Stored entries:
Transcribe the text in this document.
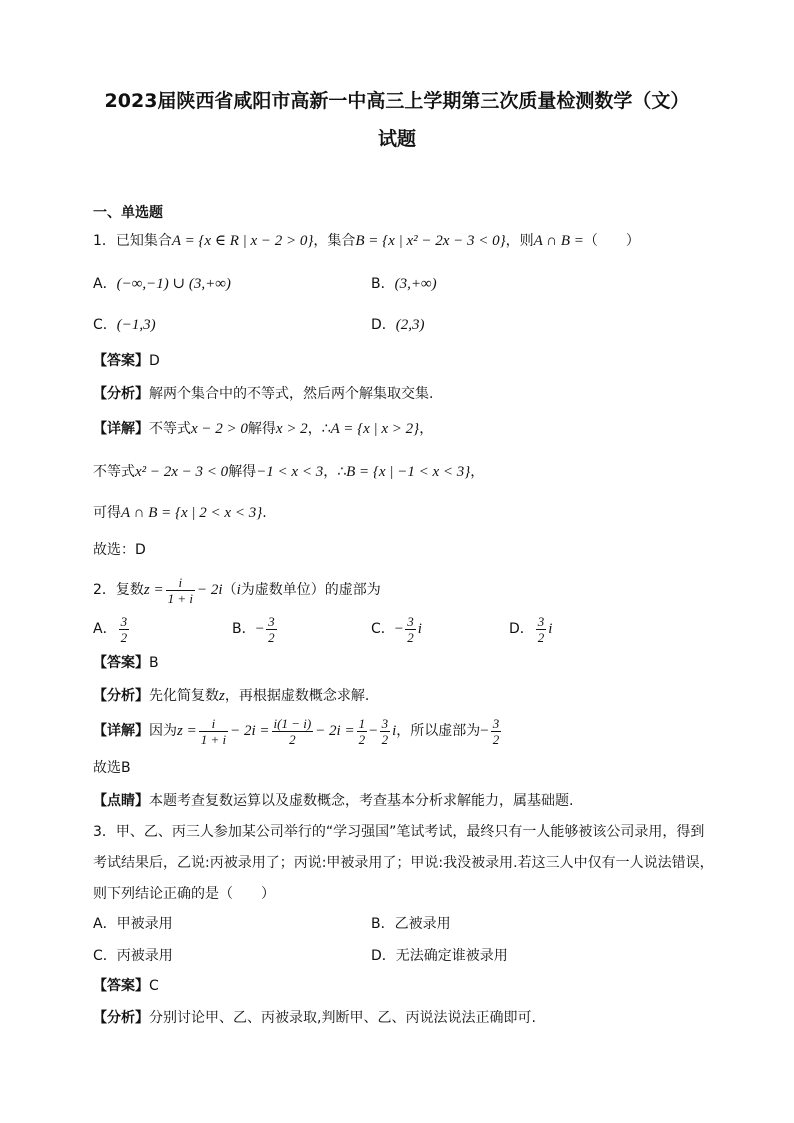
2023届陕西省咸阳市高新一中高三上学期第三次质量检测数学（文）
试题
一、单选题
1．已知集合A = {x ∈ R | x − 2 > 0}，集合B = {x | x² − 2x − 3 < 0}，则A ∩ B =（　　）
A．(−∞,−1) ∪ (3,+∞)	B．(3,+∞)
C．(−1,3)	D．(2,3)
【答案】D
【分析】解两个集合中的不等式，然后两个解集取交集.
【详解】不等式x − 2 > 0解得x > 2，∴A = {x | x > 2}，
不等式x² − 2x − 3 < 0解得−1 < x < 3，∴B = {x | −1 < x < 3}，
可得A ∩ B = {x | 2 < x < 3}.
故选：D
2．复数$z = \frac{i}{1 + i} - 2i(i$为虚数单位）的虚部为
A． $\frac{3}{2}$	B．− $\frac{3}{2}$	C．− $\frac{3}{2}$ i	D． $\frac{3}{2}$ i
【答案】B
【分析】先化简复数z，再根据虚数概念求解.
【详解】因为$z = \frac{i}{1 + i} - 2i = \frac{i(1 - i)}{2} - 2i = \frac{1}{2} - \frac{3}{2}$ i，所以虚部为− $\frac{3}{2}$
故选B
【点睛】本题考查复数运算以及虚数概念，考查基本分析求解能力，属基础题.
3．甲、乙、丙三人参加某公司举行的“学习强国”笔试考试，最终只有一人能够被该公司录用，得到
考试结果后，乙说:丙被录用了；丙说:甲被录用了；甲说:我没被录用.若这三人中仅有一人说法错误，
则下列结论正确的是（　　）
A．甲被录用	B．乙被录用
C．丙被录用	D．无法确定谁被录用
【答案】C
【分析】分别讨论甲、乙、丙被录取,判断甲、乙、丙说法说法正确即可.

## Requirements
Repeat verbatim all the material, but not the pictures.

## Answer to the problem
Transcribe the text in this document.
2023届陕西省咸阳市高新一中高三上学期第三次质量检测数学（文）
试题
一、单选题
1．已知集合A = {x ∈ R | x − 2 > 0}，集合B = {x | x² − 2x − 3 < 0}，则A ∩ B =（　　）
A．(−∞,−1) ∪ (3,+∞)	B．(3,+∞)
C．(−1,3)	D．(2,3)
【答案】D
【分析】解两个集合中的不等式，然后两个解集取交集.
【详解】不等式x − 2 > 0解得x > 2，∴A = {x | x > 2}，
不等式x² − 2x − 3 < 0解得−1 < x < 3，∴B = {x | −1 < x < 3}，
可得A ∩ B = {x | 2 < x < 3}.
故选：D
2．复数$z = \frac{i}{1 + i} - 2i(i$为虚数单位）的虚部为
A． $\frac{3}{2}$	B．− $\frac{3}{2}$	C．− $\frac{3}{2}$ i	D． $\frac{3}{2}$ i
【答案】B
【分析】先化简复数z，再根据虚数概念求解.
【详解】因为$z = \frac{i}{1 + i} - 2i = \frac{i(1 - i)}{2} - 2i = \frac{1}{2} - \frac{3}{2}$ i，所以虚部为− $\frac{3}{2}$
故选B
【点睛】本题考查复数运算以及虚数概念，考查基本分析求解能力，属基础题.
3．甲、乙、丙三人参加某公司举行的“学习强国”笔试考试，最终只有一人能够被该公司录用，得到
考试结果后，乙说:丙被录用了；丙说:甲被录用了；甲说:我没被录用.若这三人中仅有一人说法错误，
则下列结论正确的是（　　）
A．甲被录用	B．乙被录用
C．丙被录用	D．无法确定谁被录用
【答案】C
【分析】分别讨论甲、乙、丙被录取,判断甲、乙、丙说法说法正确即可.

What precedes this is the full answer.